WHAT YOU NEED TO DO → Leave out the pictures and return every entry exactly as it appears.

EXTRACTED RECORDS →
========

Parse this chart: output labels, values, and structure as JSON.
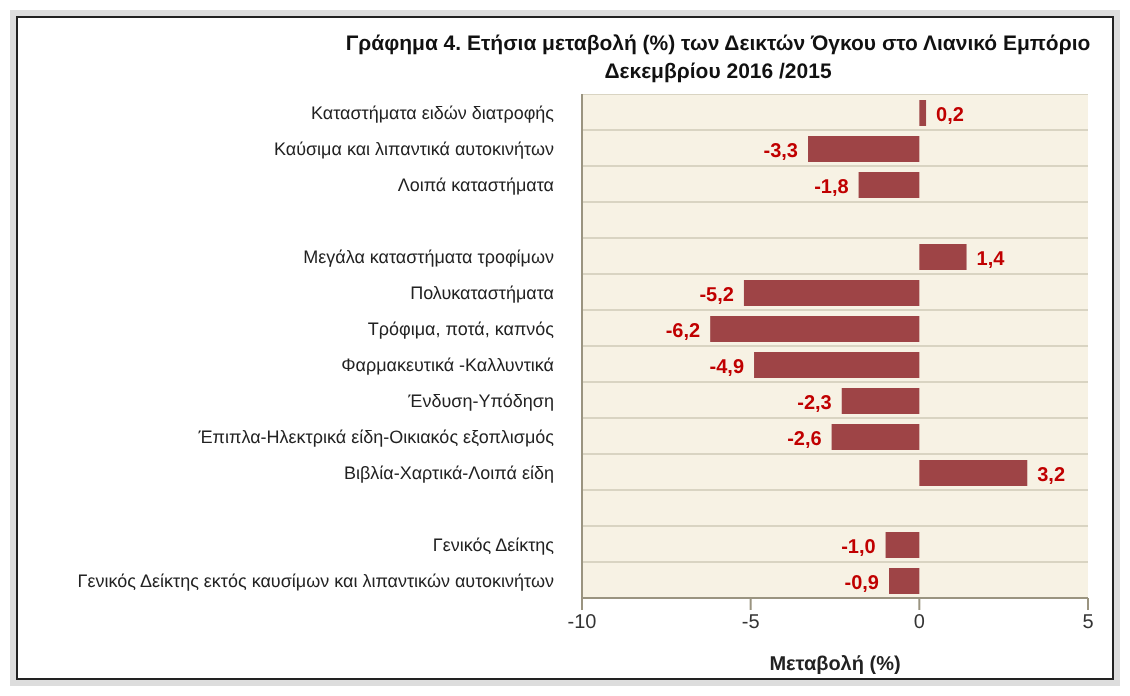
{
  "chart_data": {
    "type": "bar",
    "orientation": "horizontal",
    "title": "Γράφημα 4.  Ετήσια μεταβολή (%) των Δεικτών Όγκου στο Λιανικό Εμπόριο Δεκεμβρίου 2016 /2015",
    "xlabel": "Μεταβολή (%)",
    "categories": [
      "Καταστήματα ειδών διατροφής",
      "Καύσιμα και λιπαντικά αυτοκινήτων",
      "Λοιπά καταστήματα",
      null,
      "Μεγάλα καταστήματα τροφίμων",
      "Πολυκαταστήματα",
      "Τρόφιμα, ποτά, καπνός",
      "Φαρμακευτικά -Καλλυντικά",
      "Ένδυση-Υπόδηση",
      "Έπιπλα-Ηλεκτρικά είδη-Οικιακός εξοπλισμός",
      "Βιβλία-Χαρτικά-Λοιπά είδη",
      null,
      "Γενικός Δείκτης",
      "Γενικός Δείκτης εκτός καυσίμων και λιπαντικών αυτοκινήτων"
    ],
    "values": [
      0.2,
      -3.3,
      -1.8,
      null,
      1.4,
      -5.2,
      -6.2,
      -4.9,
      -2.3,
      -2.6,
      3.2,
      null,
      -1.0,
      -0.9
    ],
    "value_labels": [
      "0,2",
      "-3,3",
      "-1,8",
      null,
      "1,4",
      "-5,2",
      "-6,2",
      "-4,9",
      "-2,3",
      "-2,6",
      "3,2",
      null,
      "-1,0",
      "-0,9"
    ],
    "color": "#9e4446",
    "xlim": [
      -10,
      5
    ],
    "xticks": [
      -10,
      -5,
      0,
      5
    ],
    "grid": "y",
    "legend": false
  }
}
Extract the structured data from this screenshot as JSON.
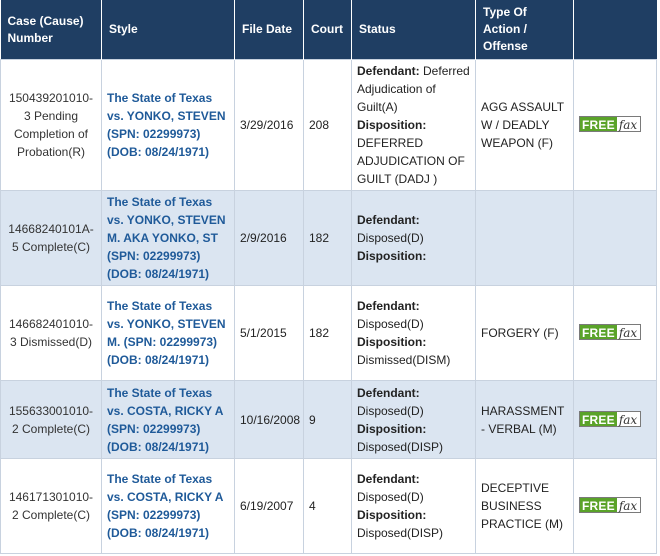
{
  "headers": {
    "case": "Case (Cause) Number",
    "style": "Style",
    "file_date": "File Date",
    "court": "Court",
    "status": "Status",
    "type": "Type Of Action / Offense"
  },
  "labels": {
    "defendant": "Defendant:",
    "disposition": "Disposition:",
    "free": "FREE",
    "fax": "fax"
  },
  "rows": [
    {
      "case": "150439201010-3 Pending Completion of Probation(R)",
      "style": "The State of Texas vs. YONKO, STEVEN (SPN: 02299973) (DOB: 08/24/1971)",
      "file_date": "3/29/2016",
      "court": "208",
      "defendant": "Deferred Adjudication of Guilt(A)",
      "disposition": "DEFERRED ADJUDICATION OF GUILT (DADJ )",
      "offense": "AGG ASSAULT W / DEADLY WEAPON (F)",
      "has_fax": true
    },
    {
      "case": "14668240101A-5 Complete(C)",
      "style": "The State of Texas vs. YONKO, STEVEN M. AKA YONKO, ST (SPN: 02299973) (DOB: 08/24/1971)",
      "file_date": "2/9/2016",
      "court": "182",
      "defendant": "Disposed(D)",
      "disposition": "",
      "offense": "",
      "has_fax": false
    },
    {
      "case": "146682401010-3 Dismissed(D)",
      "style": "The State of Texas vs. YONKO, STEVEN M. (SPN: 02299973) (DOB: 08/24/1971)",
      "file_date": "5/1/2015",
      "court": "182",
      "defendant": "Disposed(D)",
      "disposition": "Dismissed(DISM)",
      "offense": "FORGERY (F)",
      "has_fax": true
    },
    {
      "case": "155633001010-2 Complete(C)",
      "style": "The State of Texas vs. COSTA, RICKY A (SPN: 02299973) (DOB: 08/24/1971)",
      "file_date": "10/16/2008",
      "court": "9",
      "defendant": "Disposed(D)",
      "disposition": "Disposed(DISP)",
      "offense": "HARASSMENT - VERBAL (M)",
      "has_fax": true
    },
    {
      "case": "146171301010-2 Complete(C)",
      "style": "The State of Texas vs. COSTA, RICKY A (SPN: 02299973) (DOB: 08/24/1971)",
      "file_date": "6/19/2007",
      "court": "4",
      "defendant": "Disposed(D)",
      "disposition": "Disposed(DISP)",
      "offense": "DECEPTIVE BUSINESS PRACTICE (M)",
      "has_fax": true
    }
  ]
}
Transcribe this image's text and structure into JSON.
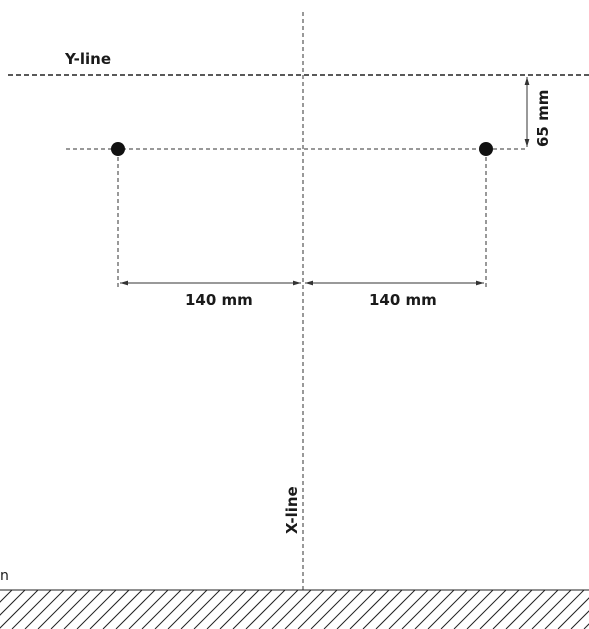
{
  "labels": {
    "y_line": "Y-line",
    "x_line": "X-line",
    "offset_dimension": "65 mm",
    "left_dimension": "140 mm",
    "right_dimension": "140 mm",
    "edge_text": "n"
  },
  "colors": {
    "ink": "#1a1a1a",
    "line": "#333333",
    "background": "#ffffff"
  }
}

========

EXERCISE OUTPUT →
Parse this chart: output labels, values, and structure as JSON.
{
  "chart_data": {
    "type": "bar",
    "orientation": "horizontal",
    "title": "Γράφημα 4.  Ετήσια μεταβολή (%) των Δεικτών Όγκου στο Λιανικό Εμπόριο Δεκεμβρίου 2016 /2015",
    "xlabel": "Μεταβολή (%)",
    "categories": [
      "Καταστήματα ειδών διατροφής",
      "Καύσιμα και λιπαντικά αυτοκινήτων",
      "Λοιπά καταστήματα",
      null,
      "Μεγάλα καταστήματα τροφίμων",
      "Πολυκαταστήματα",
      "Τρόφιμα, ποτά, καπνός",
      "Φαρμακευτικά -Καλλυντικά",
      "Ένδυση-Υπόδηση",
      "Έπιπλα-Ηλεκτρικά είδη-Οικιακός εξοπλισμός",
      "Βιβλία-Χαρτικά-Λοιπά είδη",
      null,
      "Γενικός Δείκτης",
      "Γενικός Δείκτης εκτός καυσίμων και λιπαντικών αυτοκινήτων"
    ],
    "values": [
      0.2,
      -3.3,
      -1.8,
      null,
      1.4,
      -5.2,
      -6.2,
      -4.9,
      -2.3,
      -2.6,
      3.2,
      null,
      -1.0,
      -0.9
    ],
    "value_labels": [
      "0,2",
      "-3,3",
      "-1,8",
      null,
      "1,4",
      "-5,2",
      "-6,2",
      "-4,9",
      "-2,3",
      "-2,6",
      "3,2",
      null,
      "-1,0",
      "-0,9"
    ],
    "color": "#9e4446",
    "xlim": [
      -10,
      5
    ],
    "xticks": [
      -10,
      -5,
      0,
      5
    ],
    "grid": "y",
    "legend": false
  }
}
Extract the structured data from this screenshot as JSON.
{
  "headers": {
    "case": "Case (Cause) Number",
    "style": "Style",
    "file_date": "File Date",
    "court": "Court",
    "status": "Status",
    "type": "Type Of Action / Offense"
  },
  "labels": {
    "defendant": "Defendant:",
    "disposition": "Disposition:",
    "free": "FREE",
    "fax": "fax"
  },
  "rows": [
    {
      "case": "150439201010-3 Pending Completion of Probation(R)",
      "style": "The State of Texas vs. YONKO, STEVEN (SPN: 02299973) (DOB: 08/24/1971)",
      "file_date": "3/29/2016",
      "court": "208",
      "defendant": "Deferred Adjudication of Guilt(A)",
      "disposition": "DEFERRED ADJUDICATION OF GUILT (DADJ )",
      "offense": "AGG ASSAULT W / DEADLY WEAPON (F)",
      "has_fax": true
    },
    {
      "case": "14668240101A-5 Complete(C)",
      "style": "The State of Texas vs. YONKO, STEVEN M. AKA YONKO, ST (SPN: 02299973) (DOB: 08/24/1971)",
      "file_date": "2/9/2016",
      "court": "182",
      "defendant": "Disposed(D)",
      "disposition": "",
      "offense": "",
      "has_fax": false
    },
    {
      "case": "146682401010-3 Dismissed(D)",
      "style": "The State of Texas vs. YONKO, STEVEN M. (SPN: 02299973) (DOB: 08/24/1971)",
      "file_date": "5/1/2015",
      "court": "182",
      "defendant": "Disposed(D)",
      "disposition": "Dismissed(DISM)",
      "offense": "FORGERY (F)",
      "has_fax": true
    },
    {
      "case": "155633001010-2 Complete(C)",
      "style": "The State of Texas vs. COSTA, RICKY A (SPN: 02299973) (DOB: 08/24/1971)",
      "file_date": "10/16/2008",
      "court": "9",
      "defendant": "Disposed(D)",
      "disposition": "Disposed(DISP)",
      "offense": "HARASSMENT - VERBAL (M)",
      "has_fax": true
    },
    {
      "case": "146171301010-2 Complete(C)",
      "style": "The State of Texas vs. COSTA, RICKY A (SPN: 02299973) (DOB: 08/24/1971)",
      "file_date": "6/19/2007",
      "court": "4",
      "defendant": "Disposed(D)",
      "disposition": "Disposed(DISP)",
      "offense": "DECEPTIVE BUSINESS PRACTICE (M)",
      "has_fax": true
    }
  ]
}
Transcribe this image's text and structure into JSON.
{
  "labels": {
    "y_line": "Y-line",
    "x_line": "X-line",
    "offset_dimension": "65 mm",
    "left_dimension": "140 mm",
    "right_dimension": "140 mm",
    "edge_text": "n"
  },
  "colors": {
    "ink": "#1a1a1a",
    "line": "#333333",
    "background": "#ffffff"
  }
}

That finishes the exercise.